* Written exercise *
Can the data below be echoed back word for word?

* Dataset records *

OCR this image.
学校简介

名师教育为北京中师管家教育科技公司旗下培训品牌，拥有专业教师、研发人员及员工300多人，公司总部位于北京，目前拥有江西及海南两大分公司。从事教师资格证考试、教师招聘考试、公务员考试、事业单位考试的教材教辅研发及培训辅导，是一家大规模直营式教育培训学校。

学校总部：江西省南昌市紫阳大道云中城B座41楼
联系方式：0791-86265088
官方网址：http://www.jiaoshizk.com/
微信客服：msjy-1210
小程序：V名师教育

* Correct result *
OCR this image.
学校简介

名师教育为北京中师管家教育科技公司旗下培训品牌，拥有专业教师、研发人员及员工300多人，公司总部位于北京，目前拥有江西及海南两大分公司。从事教师资格证考试、教师招聘考试、公务员考试、事业单位考试的教材教辅研发及培训辅导，是一家大规模直营式教育培训学校。

学校总部：江西省南昌市紫阳大道云中城B座41楼
联系方式：0791-86265088
官方网址：http://www.jiaoshizk.com/
微信客服：msjy-1210
小程序：V名师教育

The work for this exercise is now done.